When you find yourself in a hole, stop digging. Similarly, when you find yourself lost or stuck in the North Shore backcountry, don’t try to bushwhack your way out downhill.
nsr
North Shore Rescue.

When you find yourself in a hole, stop digging.

Similarly, when you find yourself lost or stuck in the North Shore backcountry, don’t try to bushwhack your way out downhill.

That’s the lesson from two North Shore Rescue operations last weekend that saw hikers put themselves in peril while trying to make their way out of precarious situation on their own.

The team was called out on Saturday after a German tourist made her way to the Grouse chalet after becoming lost and separated from her boyfriend on the way back from Goat Mountain. North Shore Rescues scoured are on foot and by air  but it wasn’t until RCMP officers check the couple’s hostel they found out he made it out on his own, said Doug Pope, NSR search manager.

Based on his last known whereabouts, Pope suspects the man came down the Drifter Creek drainage, a very steep route of cliffs and waterfalls.

“He was deathly allergic to bees and he had been thrashing around in the bush a long time. . . He had fallen off a 20-foot cliff into a pool and managed to come out relatively uninjured and make his way back out to the base. He was beaten and bruised but not seriously injured,” Pope said. “Not having any map, compass or any idea where he was, stumbling through some of the most difficult terrain on the North Shore, he was lucky.”

On Sunday evening, NSR volunteers scrambled a helicopter to search for a hiker who spent nine hours inching his way down a “heinous” slope between the Lions.

==================================================

* **Written instruction A**: In the North Shore Rescue article, rewrite the paragraph beginning "“He was deathly allergic to bees" as a short bulleted list that keeps its main facts.
* **Written instruction B**: Translate this sentence from the North Shore Rescue article into Spanish: "Based on his last known whereabouts, Pope suspects the man came down the Drifter Creek drainage, a very steep route of cliffs and waterfalls."
* **Written instruction C**: Write the next part of the article about the two North Shore Rescue operations, picking up after its last sentence.

* **Stored rows**:
==================================================

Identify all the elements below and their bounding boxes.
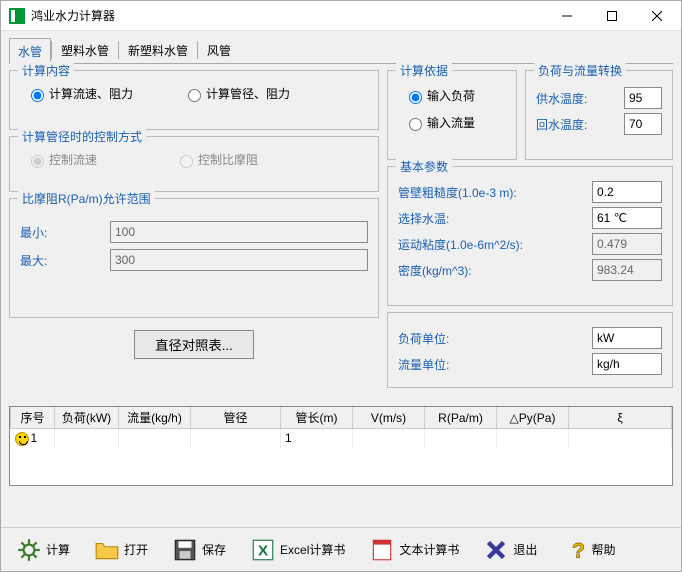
max-input xyxy=(110,249,368,271)
tab-water-pipe[interactable]: 水管 xyxy=(9,38,51,64)
load-unit-label: 负荷单位: xyxy=(398,330,584,347)
group-basis-title: 计算依据 xyxy=(396,62,452,79)
radio-ctrl-velocity: 控制流速 xyxy=(26,151,97,168)
select-temp-input[interactable] xyxy=(592,207,662,229)
notebook-icon xyxy=(369,537,395,563)
excel-report-button[interactable]: X Excel计算书 xyxy=(241,532,354,568)
exit-button[interactable]: 退出 xyxy=(474,532,546,568)
flow-unit-input[interactable] xyxy=(592,353,662,375)
min-label: 最小: xyxy=(20,224,110,241)
return-temp-input[interactable] xyxy=(624,113,662,135)
tab-plastic-pipe[interactable]: 塑料水管 xyxy=(52,37,118,63)
radio-input-load[interactable]: 输入负荷 xyxy=(404,87,500,104)
svg-text:?: ? xyxy=(572,537,585,562)
viscosity-label: 运动粘度(1.0e-6m^2/s): xyxy=(398,236,584,253)
tab-new-plastic-pipe[interactable]: 新塑料水管 xyxy=(119,37,197,63)
min-input xyxy=(110,221,368,243)
app-icon xyxy=(9,8,25,24)
supply-temp-input[interactable] xyxy=(624,87,662,109)
roughness-label: 管壁粗糙度(1.0e-3 m): xyxy=(398,184,584,201)
radio-calc-velocity[interactable]: 计算流速、阻力 xyxy=(26,85,133,102)
calc-button[interactable]: 计算 xyxy=(7,532,79,568)
viscosity-input xyxy=(592,233,662,255)
radio-ctrl-friction: 控制比摩阻 xyxy=(175,151,258,168)
group-calc-content-title: 计算内容 xyxy=(18,62,74,79)
maximize-button[interactable] xyxy=(589,2,634,30)
window-title: 鸿业水力计算器 xyxy=(31,7,115,24)
return-temp-label: 回水温度: xyxy=(536,116,616,133)
save-button[interactable]: 保存 xyxy=(163,532,235,568)
gear-icon xyxy=(16,537,42,563)
max-label: 最大: xyxy=(20,252,110,269)
svg-text:X: X xyxy=(258,542,268,559)
diameter-table-button[interactable]: 直径对照表... xyxy=(134,330,254,359)
question-icon: ? xyxy=(561,537,587,563)
help-button[interactable]: ? 帮助 xyxy=(552,532,624,568)
select-temp-label: 选择水温: xyxy=(398,210,584,227)
close-button[interactable] xyxy=(634,2,679,30)
density-label: 密度(kg/m^3): xyxy=(398,262,584,279)
load-unit-input[interactable] xyxy=(592,327,662,349)
radio-calc-diameter[interactable]: 计算管径、阻力 xyxy=(183,85,290,102)
text-report-button[interactable]: 文本计算书 xyxy=(360,532,468,568)
table-row[interactable]: 1 1 xyxy=(11,429,672,448)
roughness-input[interactable] xyxy=(592,181,662,203)
group-conv-title: 负荷与流量转换 xyxy=(534,62,626,79)
group-params-title: 基本参数 xyxy=(396,158,452,175)
smile-icon xyxy=(15,432,29,446)
supply-temp-label: 供水温度: xyxy=(536,90,616,107)
folder-icon xyxy=(94,537,120,563)
tabs: 水管 塑料水管 新塑料水管 风管 xyxy=(9,37,673,64)
minimize-button[interactable] xyxy=(544,2,589,30)
floppy-icon xyxy=(172,537,198,563)
density-input xyxy=(592,259,662,281)
group-friction-range-title: 比摩阻R(Pa/m)允许范围 xyxy=(18,190,155,207)
x-icon xyxy=(483,537,509,563)
open-button[interactable]: 打开 xyxy=(85,532,157,568)
excel-icon: X xyxy=(250,537,276,563)
radio-input-flow[interactable]: 输入流量 xyxy=(404,114,500,131)
tab-air-duct[interactable]: 风管 xyxy=(198,37,240,63)
flow-unit-label: 流量单位: xyxy=(398,356,584,373)
results-table[interactable]: 序号 负荷(kW) 流量(kg/h) 管径 管长(m) V(m/s) R(Pa/… xyxy=(9,406,673,486)
group-ctrl-mode-title: 计算管径时的控制方式 xyxy=(18,128,146,145)
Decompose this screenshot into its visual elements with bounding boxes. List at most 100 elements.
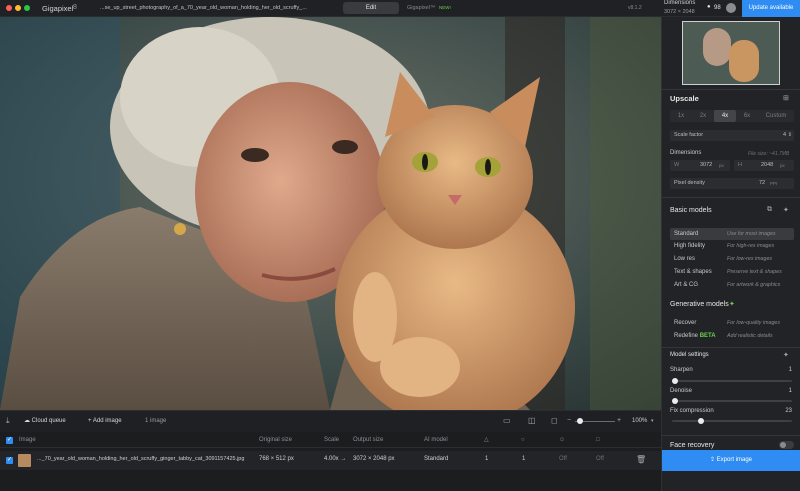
- column-compression-icon: □: [596, 437, 600, 443]
- model-low-res[interactable]: Low res For low-res images: [670, 253, 794, 265]
- cloud-queue-button[interactable]: ☁ Cloud queue: [24, 414, 80, 429]
- tab-gigapixel[interactable]: Gigapixel™ NEW!: [407, 2, 457, 14]
- row-checkbox[interactable]: ✓: [6, 457, 13, 464]
- sharpen-slider-knob[interactable]: [672, 378, 678, 384]
- pixel-density-unit: PPI: [770, 181, 778, 186]
- image-count: 1 image: [145, 418, 167, 424]
- zoom-out-icon[interactable]: −: [567, 417, 571, 424]
- fix-compression-label: Fix compression: [670, 408, 714, 414]
- zoom-level[interactable]: 100%: [632, 418, 647, 424]
- pixel-density-label: Pixel density: [674, 180, 705, 186]
- file-title: ...se_up_street_photography_of_a_70_year…: [100, 5, 307, 11]
- add-image-button[interactable]: + Add image: [88, 414, 136, 429]
- model-name: Recover: [674, 320, 697, 326]
- model-recover[interactable]: Recover For low-quality images: [670, 317, 794, 329]
- width-field[interactable]: W 3072 px: [670, 160, 730, 171]
- cloud-icon: ☁: [24, 418, 30, 424]
- tab-edit[interactable]: Edit: [343, 2, 399, 14]
- update-available-button[interactable]: Update available: [742, 0, 800, 17]
- divider: [662, 89, 800, 90]
- row-sharpen: 1: [485, 456, 489, 462]
- scale-factor-field[interactable]: Scale factor 4 ⇕: [670, 130, 794, 141]
- single-view-icon[interactable]: ▭: [503, 416, 511, 425]
- row-face-recovery: Off: [559, 456, 567, 462]
- scale-factor-stepper-icon[interactable]: ⇕: [788, 130, 792, 141]
- fix-compression-slider[interactable]: [672, 418, 792, 424]
- zoom-slider-knob[interactable]: [577, 418, 583, 424]
- face-recovery-label: Face recovery: [670, 442, 715, 449]
- image-preview[interactable]: [0, 17, 661, 410]
- column-output-size[interactable]: Output size: [353, 433, 383, 447]
- scale-option-4x[interactable]: 4x: [714, 110, 736, 122]
- row-compression: Off: [596, 456, 604, 462]
- side-by-side-view-icon[interactable]: ◻: [551, 416, 558, 425]
- zoom-slider[interactable]: [575, 418, 615, 424]
- minimize-window-button[interactable]: [15, 5, 21, 11]
- column-original-size[interactable]: Original size: [259, 433, 292, 447]
- file-size-estimate: File size: ~41.7MB: [748, 151, 790, 157]
- export-image-label: Export image: [716, 457, 753, 463]
- height-field[interactable]: H 2048 px: [734, 160, 794, 171]
- photo-woman-with-cat: [0, 17, 661, 410]
- collapse-queue-icon[interactable]: ⤓: [6, 416, 10, 426]
- model-standard[interactable]: Standard Use for most images: [670, 228, 794, 240]
- denoise-slider[interactable]: [672, 398, 792, 404]
- settings-panel: Upscale ⊞ 1x 2x 4x 6x Custom Scale facto…: [661, 17, 800, 491]
- model-name: High fidelity: [674, 243, 706, 249]
- scale-factor-label: Scale factor: [674, 132, 704, 138]
- sharpen-slider[interactable]: [672, 378, 792, 384]
- zoom-in-icon[interactable]: +: [617, 417, 621, 424]
- model-description: For high-res images: [727, 243, 775, 249]
- export-icon: ⇪: [709, 457, 715, 463]
- close-window-button[interactable]: [6, 5, 12, 11]
- model-text-shapes[interactable]: Text & shapes Preserve text & shapes: [670, 266, 794, 278]
- fix-compression-slider-knob[interactable]: [698, 418, 705, 424]
- denoise-slider-knob[interactable]: [672, 398, 678, 404]
- select-all-checkbox[interactable]: ✓: [6, 437, 13, 444]
- navigator-thumbnail[interactable]: [682, 21, 780, 85]
- delete-icon[interactable]: 🗑: [636, 451, 646, 468]
- model-art-cg[interactable]: Art & CG For artwork & graphics: [670, 279, 794, 291]
- export-image-button[interactable]: ⇪ Export image: [662, 450, 800, 471]
- model-description: For low-res images: [727, 256, 773, 262]
- sparkle-icon[interactable]: ✦: [783, 206, 789, 214]
- scale-option-1x[interactable]: 1x: [670, 110, 692, 122]
- column-denoise-icon: ○: [521, 437, 525, 443]
- basic-models-title: Basic models: [670, 207, 712, 214]
- column-scale[interactable]: Scale: [324, 433, 339, 447]
- row-output-size: 3072 × 2048 px: [353, 456, 395, 462]
- beta-badge: BETA: [699, 333, 716, 339]
- column-ai-model[interactable]: AI model: [424, 433, 448, 447]
- toggle-knob: [780, 442, 786, 448]
- maximize-window-button[interactable]: [24, 5, 30, 11]
- model-redefine[interactable]: Redefine BETA Add realistic details: [670, 330, 794, 342]
- row-denoise: 1: [522, 456, 526, 462]
- divider: [662, 347, 800, 348]
- split-view-icon[interactable]: ◫: [528, 416, 536, 425]
- column-image[interactable]: Image: [19, 433, 36, 447]
- chevron-down-icon[interactable]: ▾: [651, 418, 654, 424]
- scale-option-6x[interactable]: 6x: [736, 110, 758, 122]
- thumbnail-cat: [729, 40, 759, 82]
- scale-segmented-control: 1x 2x 4x 6x Custom: [670, 110, 794, 122]
- pixel-density-field[interactable]: Pixel density 72 PPI: [670, 178, 794, 189]
- queue-header: ✓ Image Original size Scale Output size …: [0, 433, 661, 448]
- app-name: Gigapixel: [42, 4, 74, 13]
- scale-option-2x[interactable]: 2x: [692, 110, 714, 122]
- model-description: Add realistic details: [727, 333, 773, 339]
- avatar[interactable]: [726, 3, 736, 13]
- row-original-size: 768 × 512 px: [259, 456, 294, 462]
- crop-icon[interactable]: ⊞: [783, 94, 789, 102]
- auto-settings-icon[interactable]: ✦: [783, 351, 789, 359]
- model-high-fidelity[interactable]: High fidelity For high-res images: [670, 240, 794, 252]
- model-description: Use for most images: [727, 231, 776, 237]
- face-recovery-toggle[interactable]: [779, 441, 794, 449]
- compare-icon[interactable]: ⧉: [767, 206, 772, 214]
- model-settings-title: Model settings: [670, 352, 709, 358]
- generative-sparkle-icon: ✦: [729, 301, 735, 308]
- divider: [662, 197, 800, 198]
- divider: [662, 435, 800, 436]
- scale-option-custom[interactable]: Custom: [758, 110, 794, 122]
- table-row[interactable]: ✓ ..._70_year_old_woman_holding_her_old_…: [0, 451, 661, 470]
- row-scale: 4.00x →: [324, 456, 347, 462]
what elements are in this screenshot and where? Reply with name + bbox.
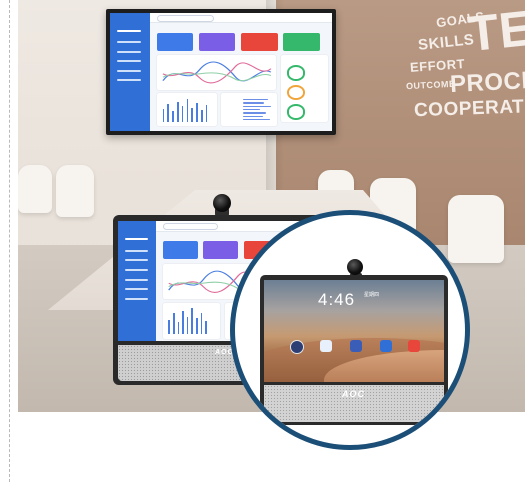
progress-ring <box>286 104 306 120</box>
hbar <box>243 102 265 104</box>
line-chart-panel <box>156 55 277 90</box>
clock-date: 星期四 <box>364 292 379 299</box>
app-icon <box>408 340 420 352</box>
product-closeup-circle: 4:46 星期四 AOC <box>230 210 470 450</box>
dashed-border <box>9 0 10 482</box>
bar-chart-panel <box>156 93 217 127</box>
search-pill <box>157 15 214 23</box>
sidebar-item <box>124 249 148 252</box>
chair <box>448 195 504 263</box>
bar <box>167 104 169 123</box>
hbar <box>243 118 270 121</box>
chair <box>18 165 52 213</box>
bar <box>181 106 184 123</box>
brand-logo: AOC <box>342 389 365 399</box>
clock-weekday: 星期四 <box>364 292 380 298</box>
sidebar-item <box>117 50 142 53</box>
sidebar-item <box>117 41 142 44</box>
app-icon <box>380 340 392 352</box>
sidebar-item <box>124 269 148 271</box>
bar <box>186 317 189 335</box>
hbar <box>243 105 271 107</box>
sidebar-item <box>124 278 148 281</box>
kpi-card <box>162 241 198 260</box>
sidebar-item <box>117 69 142 72</box>
hbar <box>243 99 269 101</box>
bar-chart-panel <box>162 302 221 339</box>
wall-word-cooperation: COOPERATIO <box>413 95 525 122</box>
device-closeup: 4:46 星期四 AOC <box>260 275 448 425</box>
line-chart <box>161 62 272 84</box>
dashboard-header <box>149 13 332 24</box>
search-pill <box>163 223 218 231</box>
kpi-card <box>156 33 194 51</box>
bar <box>205 105 208 123</box>
ring-stats-panel <box>280 55 328 122</box>
bar <box>177 321 180 335</box>
bar <box>200 109 203 123</box>
dashboard-sidebar <box>118 221 157 341</box>
kpi-card <box>283 33 320 51</box>
webcam <box>213 194 231 212</box>
app-icon <box>290 340 304 354</box>
sidebar-item <box>124 237 148 240</box>
progress-ring <box>286 85 306 101</box>
app-icon <box>350 340 362 352</box>
bar <box>186 99 189 123</box>
sidebar-item <box>124 288 148 291</box>
bar <box>162 109 165 123</box>
chair <box>56 165 94 217</box>
wall-tv <box>106 9 336 135</box>
bar <box>182 310 184 335</box>
hbar <box>243 109 260 111</box>
sidebar-item <box>117 29 142 32</box>
bar <box>205 320 207 335</box>
wall-word-tea: TEA <box>465 0 525 63</box>
kpi-card <box>203 241 239 260</box>
hbar-chart-panel <box>221 93 277 127</box>
bar <box>191 107 193 123</box>
bar <box>168 319 170 335</box>
home-screen: 4:46 星期四 <box>264 280 444 382</box>
bar <box>176 101 179 123</box>
bar <box>172 110 174 123</box>
sidebar-item <box>117 60 142 63</box>
hbar <box>243 112 267 114</box>
dashboard-screen <box>110 13 332 131</box>
bar <box>196 103 198 123</box>
bar <box>196 318 198 335</box>
progress-ring <box>286 65 306 81</box>
bar <box>200 313 203 335</box>
clock-time: 4:46 <box>318 290 356 309</box>
dashboard-sidebar <box>110 13 150 131</box>
sidebar-item <box>124 297 148 300</box>
kpi-card <box>240 33 278 51</box>
bar <box>191 308 193 335</box>
webcam <box>347 259 363 275</box>
hbar <box>243 115 263 117</box>
bar <box>173 312 175 335</box>
sidebar-item <box>117 79 142 82</box>
app-icon <box>320 340 332 352</box>
kpi-card <box>198 33 236 51</box>
wall-word-process: PROCESS <box>449 64 525 99</box>
sidebar-item <box>124 259 148 262</box>
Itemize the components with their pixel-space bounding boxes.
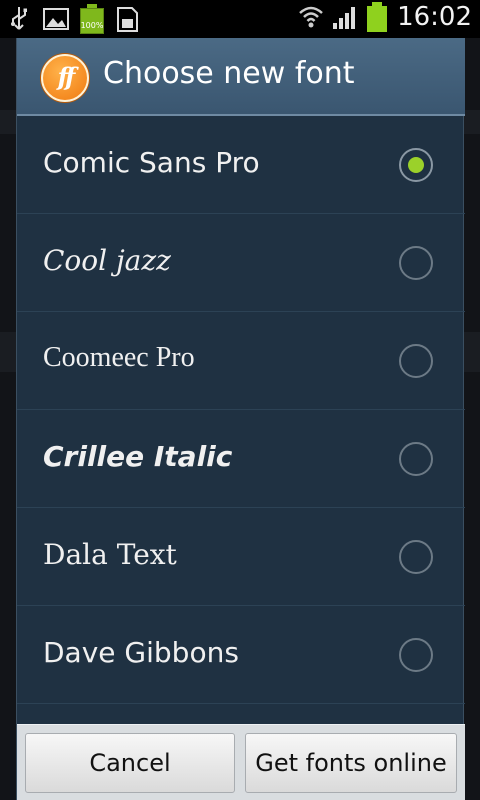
- font-option-label: Dave Gibbons: [43, 636, 239, 669]
- radio-button[interactable]: [399, 246, 433, 280]
- wifi-icon: [299, 6, 323, 28]
- dialog-header: ff Choose new font: [17, 38, 465, 116]
- font-option[interactable]: Cool jazz: [17, 214, 465, 312]
- radio-button[interactable]: [399, 540, 433, 574]
- font-option-label: Comic Sans Pro: [43, 146, 260, 179]
- signal-icon: [333, 7, 356, 29]
- usb-icon: [11, 7, 27, 30]
- font-option[interactable]: Dala Text: [17, 508, 465, 606]
- font-option[interactable]: Coomeec Pro: [17, 312, 465, 410]
- app-logo-text: ff: [57, 62, 76, 91]
- font-chooser-dialog: ff Choose new font Comic Sans Pro Cool j…: [16, 38, 465, 800]
- radio-button[interactable]: [399, 344, 433, 378]
- font-option-label: Cool jazz: [43, 244, 171, 277]
- radio-button[interactable]: [399, 638, 433, 672]
- status-bar: 100% 16:02: [0, 0, 480, 38]
- dialog-title: Choose new font: [103, 56, 355, 91]
- font-option[interactable]: Crillee Italic: [17, 410, 465, 508]
- font-option[interactable]: Comic Sans Pro: [17, 116, 465, 214]
- font-option[interactable]: Dave Gibbons: [17, 606, 465, 704]
- status-bar-left: 100%: [6, 4, 140, 34]
- app-logo-icon: ff: [41, 54, 89, 102]
- sd-card-icon: [117, 7, 138, 32]
- font-option-label: Dala Text: [43, 538, 177, 571]
- radio-dot-icon: [408, 157, 424, 173]
- radio-button[interactable]: [399, 442, 433, 476]
- cancel-button[interactable]: Cancel: [25, 733, 235, 793]
- battery-percent-label: 100%: [80, 21, 104, 30]
- radio-button-selected[interactable]: [399, 148, 433, 182]
- font-option-label: Crillee Italic: [43, 440, 233, 473]
- status-clock: 16:02: [397, 2, 472, 32]
- battery-icon: [367, 2, 388, 32]
- font-list: Comic Sans Pro Cool jazz Coomeec Pro Cri…: [17, 116, 465, 704]
- battery-full-icon: 100%: [80, 4, 104, 34]
- status-bar-right: 16:02: [297, 2, 472, 32]
- image-icon: [43, 8, 69, 30]
- get-fonts-online-button[interactable]: Get fonts online: [245, 733, 457, 793]
- font-option-label: Coomeec Pro: [43, 342, 195, 373]
- dialog-button-bar: Cancel Get fonts online: [17, 724, 465, 800]
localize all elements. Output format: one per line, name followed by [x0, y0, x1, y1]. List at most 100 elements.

==================================================

* **Expected output A**:
- The man was deathly allergic to bees and had spent a long time thrashing around in the bush.
- He fell off a 20-foot cliff into a pool and came out relatively uninjured.
- He made his way back out to the base beaten and bruised but not seriously injured.
- He had no map, no compass and no idea where he was as he stumbled through some of the most difficult terrain on the North Shore. Pope said he was lucky.

* **Expected output B**: Basándose en su último paradero conocido, Pope sospecha que el hombre bajó por la cuenca de Drifter Creek, una ruta muy empinada de acantilados y cascadas.

* **Expected output C**:
After hiking through heavy snow on the way up, he decided to try to find another way down. He called a friend, asking him to examine a trail map to help find another route out.

“He decided to just freeform it down the east side of Lions to try to get down to (Capilano) lake and out through the watershed,” Pope said. “It was a poor decision going that way. He would have been a lot better off trying to make it the way he came in or calling for help from the ridge.”

After spotting him only 150 metres from the Capilano watershed road, a ground crew helped the man back out.

Beyond making sure you have appropriate gear and a planned safe route to and from  your destination, Pope said hikers should never attempt to find a new way out solo.

“Going downhill when you’re lost in the North Shore Mountains is generally a bad idea
because most of our drainages end up with waterfalls, cliffs and worse terrain,” he said.

Cellphones also tend to stop working once they’re down a gully, Pope added.